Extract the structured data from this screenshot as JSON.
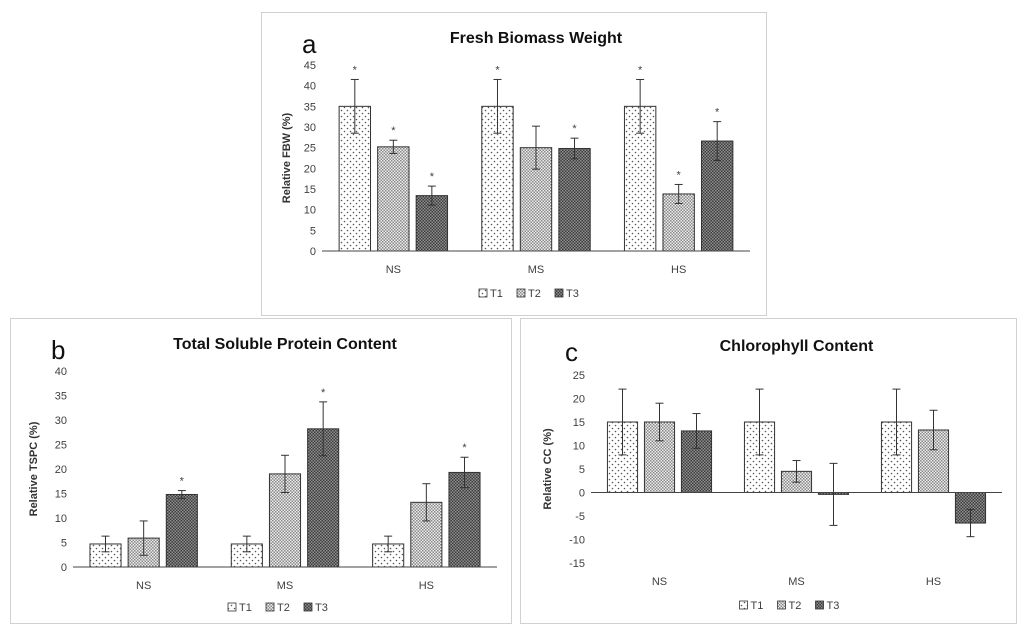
{
  "chart_data": [
    {
      "type": "bar",
      "panel_letter": "a",
      "title": "Fresh Biomass Weight",
      "xlabel": "",
      "ylabel": "Relative FBW (%)",
      "ylim": [
        0,
        45
      ],
      "yticks": [
        "0",
        "5",
        "10",
        "15",
        "20",
        "25",
        "30",
        "35",
        "40",
        "45"
      ],
      "categories": [
        "NS",
        "MS",
        "HS"
      ],
      "series": [
        {
          "name": "T1",
          "values": [
            35,
            35,
            35
          ],
          "errors": [
            6.5,
            6.5,
            6.5
          ],
          "significant": [
            true,
            true,
            true
          ]
        },
        {
          "name": "T2",
          "values": [
            25.2,
            25,
            13.8
          ],
          "errors": [
            1.6,
            5.2,
            2.3
          ],
          "significant": [
            true,
            false,
            true
          ]
        },
        {
          "name": "T3",
          "values": [
            13.4,
            24.8,
            26.6
          ],
          "errors": [
            2.3,
            2.5,
            4.7
          ],
          "significant": [
            true,
            true,
            true
          ]
        }
      ],
      "significance_marker": "*",
      "grid": false,
      "legend_position": "bottom"
    },
    {
      "type": "bar",
      "panel_letter": "b",
      "title": "Total Soluble Protein Content",
      "xlabel": "",
      "ylabel": "Relative TSPC (%)",
      "ylim": [
        0,
        40
      ],
      "yticks": [
        "0",
        "5",
        "10",
        "15",
        "20",
        "25",
        "30",
        "35",
        "40"
      ],
      "categories": [
        "NS",
        "MS",
        "HS"
      ],
      "series": [
        {
          "name": "T1",
          "values": [
            4.7,
            4.7,
            4.7
          ],
          "errors": [
            1.6,
            1.6,
            1.6
          ],
          "significant": [
            false,
            false,
            false
          ]
        },
        {
          "name": "T2",
          "values": [
            5.9,
            19,
            13.2
          ],
          "errors": [
            3.5,
            3.8,
            3.8
          ],
          "significant": [
            false,
            false,
            false
          ]
        },
        {
          "name": "T3",
          "values": [
            14.8,
            28.2,
            19.3
          ],
          "errors": [
            0.8,
            5.5,
            3.1
          ],
          "significant": [
            true,
            true,
            true
          ]
        }
      ],
      "significance_marker": "*",
      "grid": false,
      "legend_position": "bottom"
    },
    {
      "type": "bar",
      "panel_letter": "c",
      "title": "Chlorophyll Content",
      "xlabel": "",
      "ylabel": "Relative CC (%)",
      "ylim": [
        -15,
        25
      ],
      "yticks": [
        "-15",
        "-10",
        "-5",
        "0",
        "5",
        "10",
        "15",
        "20",
        "25"
      ],
      "categories": [
        "NS",
        "MS",
        "HS"
      ],
      "series": [
        {
          "name": "T1",
          "values": [
            15,
            15,
            15
          ],
          "errors": [
            7,
            7,
            7
          ],
          "significant": [
            false,
            false,
            false
          ]
        },
        {
          "name": "T2",
          "values": [
            15,
            4.5,
            13.3
          ],
          "errors": [
            4,
            2.3,
            4.2
          ],
          "significant": [
            false,
            false,
            false
          ]
        },
        {
          "name": "T3",
          "values": [
            13.1,
            -0.4,
            -6.5
          ],
          "errors": [
            3.7,
            6.6,
            2.9
          ],
          "significant": [
            false,
            false,
            false
          ]
        }
      ],
      "significance_marker": "*",
      "grid": false,
      "legend_position": "bottom"
    }
  ]
}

==============================

What you give back should be the full material above, retyped exactly, with every image removed.

● **OUTPUT FOR THIS EXERCISE**:
Extract the structured data from this screenshot as JSON.
{
  "chart_data": [
    {
      "type": "bar",
      "panel_letter": "a",
      "title": "Fresh Biomass Weight",
      "xlabel": "",
      "ylabel": "Relative FBW (%)",
      "ylim": [
        0,
        45
      ],
      "yticks": [
        "0",
        "5",
        "10",
        "15",
        "20",
        "25",
        "30",
        "35",
        "40",
        "45"
      ],
      "categories": [
        "NS",
        "MS",
        "HS"
      ],
      "series": [
        {
          "name": "T1",
          "values": [
            35,
            35,
            35
          ],
          "errors": [
            6.5,
            6.5,
            6.5
          ],
          "significant": [
            true,
            true,
            true
          ]
        },
        {
          "name": "T2",
          "values": [
            25.2,
            25,
            13.8
          ],
          "errors": [
            1.6,
            5.2,
            2.3
          ],
          "significant": [
            true,
            false,
            true
          ]
        },
        {
          "name": "T3",
          "values": [
            13.4,
            24.8,
            26.6
          ],
          "errors": [
            2.3,
            2.5,
            4.7
          ],
          "significant": [
            true,
            true,
            true
          ]
        }
      ],
      "significance_marker": "*",
      "grid": false,
      "legend_position": "bottom"
    },
    {
      "type": "bar",
      "panel_letter": "b",
      "title": "Total Soluble Protein Content",
      "xlabel": "",
      "ylabel": "Relative TSPC (%)",
      "ylim": [
        0,
        40
      ],
      "yticks": [
        "0",
        "5",
        "10",
        "15",
        "20",
        "25",
        "30",
        "35",
        "40"
      ],
      "categories": [
        "NS",
        "MS",
        "HS"
      ],
      "series": [
        {
          "name": "T1",
          "values": [
            4.7,
            4.7,
            4.7
          ],
          "errors": [
            1.6,
            1.6,
            1.6
          ],
          "significant": [
            false,
            false,
            false
          ]
        },
        {
          "name": "T2",
          "values": [
            5.9,
            19,
            13.2
          ],
          "errors": [
            3.5,
            3.8,
            3.8
          ],
          "significant": [
            false,
            false,
            false
          ]
        },
        {
          "name": "T3",
          "values": [
            14.8,
            28.2,
            19.3
          ],
          "errors": [
            0.8,
            5.5,
            3.1
          ],
          "significant": [
            true,
            true,
            true
          ]
        }
      ],
      "significance_marker": "*",
      "grid": false,
      "legend_position": "bottom"
    },
    {
      "type": "bar",
      "panel_letter": "c",
      "title": "Chlorophyll Content",
      "xlabel": "",
      "ylabel": "Relative CC (%)",
      "ylim": [
        -15,
        25
      ],
      "yticks": [
        "-15",
        "-10",
        "-5",
        "0",
        "5",
        "10",
        "15",
        "20",
        "25"
      ],
      "categories": [
        "NS",
        "MS",
        "HS"
      ],
      "series": [
        {
          "name": "T1",
          "values": [
            15,
            15,
            15
          ],
          "errors": [
            7,
            7,
            7
          ],
          "significant": [
            false,
            false,
            false
          ]
        },
        {
          "name": "T2",
          "values": [
            15,
            4.5,
            13.3
          ],
          "errors": [
            4,
            2.3,
            4.2
          ],
          "significant": [
            false,
            false,
            false
          ]
        },
        {
          "name": "T3",
          "values": [
            13.1,
            -0.4,
            -6.5
          ],
          "errors": [
            3.7,
            6.6,
            2.9
          ],
          "significant": [
            false,
            false,
            false
          ]
        }
      ],
      "significance_marker": "*",
      "grid": false,
      "legend_position": "bottom"
    }
  ]
}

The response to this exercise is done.